**EXERCISE BRIEF:** Give only the number of lines below that contain the word "values".

Stored dataset items
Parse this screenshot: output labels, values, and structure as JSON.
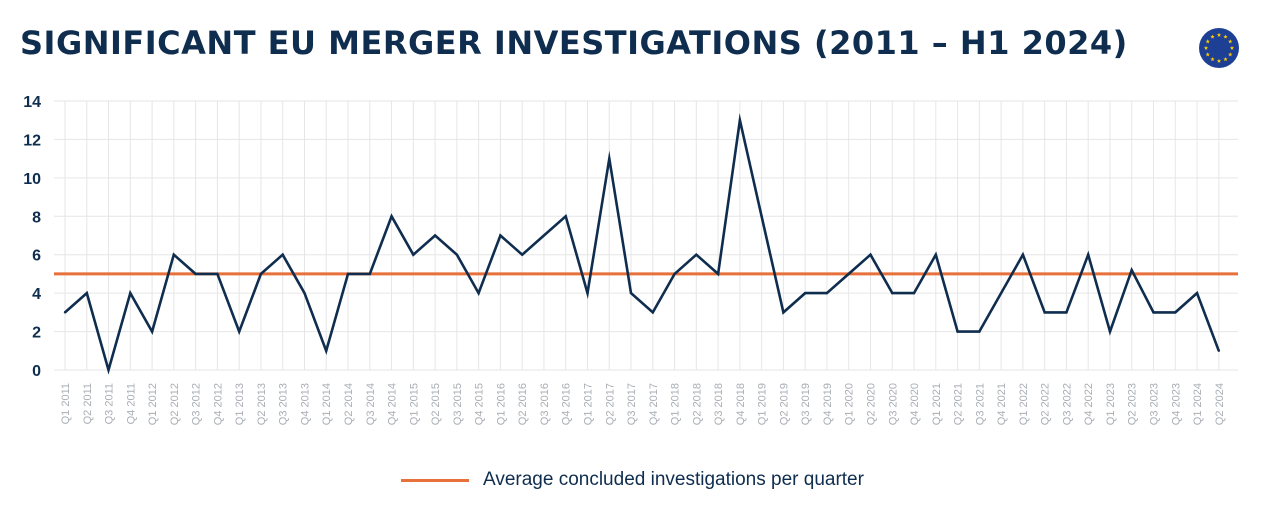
{
  "header": {
    "title": "SIGNIFICANT EU MERGER INVESTIGATIONS (2011 – H1 2024)",
    "logo_icon": "eu-flag-icon"
  },
  "legend": {
    "label": "Average concluded investigations per quarter"
  },
  "colors": {
    "series": "#0f2d4e",
    "average": "#e8703a",
    "grid": "#e6e6e6",
    "title": "#0f2d4e",
    "tick_x": "#a9aeb4",
    "eu_blue": "#1d3f94",
    "eu_star": "#ffcc00"
  },
  "chart_data": {
    "type": "line",
    "title": "SIGNIFICANT EU MERGER INVESTIGATIONS (2011 – H1 2024)",
    "xlabel": "",
    "ylabel": "",
    "ylim": [
      0,
      14
    ],
    "yticks": [
      0,
      2,
      4,
      6,
      8,
      10,
      12,
      14
    ],
    "grid": true,
    "legend_position": "bottom-center",
    "categories": [
      "Q1 2011",
      "Q2 2011",
      "Q3 2011",
      "Q4 2011",
      "Q1 2012",
      "Q2 2012",
      "Q3 2012",
      "Q4 2012",
      "Q1 2013",
      "Q2 2013",
      "Q3 2013",
      "Q4 2013",
      "Q1 2014",
      "Q2 2014",
      "Q3 2014",
      "Q4 2014",
      "Q1 2015",
      "Q2 2015",
      "Q3 2015",
      "Q4 2015",
      "Q1 2016",
      "Q2 2016",
      "Q3 2016",
      "Q4 2016",
      "Q1 2017",
      "Q2 2017",
      "Q3 2017",
      "Q4 2017",
      "Q1 2018",
      "Q2 2018",
      "Q3 2018",
      "Q4 2018",
      "Q1 2019",
      "Q2 2019",
      "Q3 2019",
      "Q4 2019",
      "Q1 2020",
      "Q2 2020",
      "Q3 2020",
      "Q4 2020",
      "Q1 2021",
      "Q2 2021",
      "Q3 2021",
      "Q4 2021",
      "Q1 2022",
      "Q2 2022",
      "Q3 2022",
      "Q4 2022",
      "Q1 2023",
      "Q2 2023",
      "Q3 2023",
      "Q4 2023",
      "Q1 2024",
      "Q2 2024"
    ],
    "series": [
      {
        "values": [
          3,
          4,
          0,
          4,
          2,
          6,
          5,
          5,
          2,
          5,
          6,
          4,
          1,
          5,
          5,
          8,
          6,
          7,
          6,
          4,
          7,
          6,
          7,
          8,
          4,
          11,
          4,
          3,
          5,
          6,
          5,
          13,
          8,
          3,
          4,
          4,
          5,
          6,
          4,
          4,
          6,
          2,
          2,
          4,
          6,
          3,
          3,
          6,
          2,
          5.2,
          3,
          3,
          4,
          1
        ]
      },
      {
        "name": "Average concluded investigations per quarter",
        "constant": 5
      }
    ]
  }
}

**SOLUTION TO THIS EXERCISE:** 2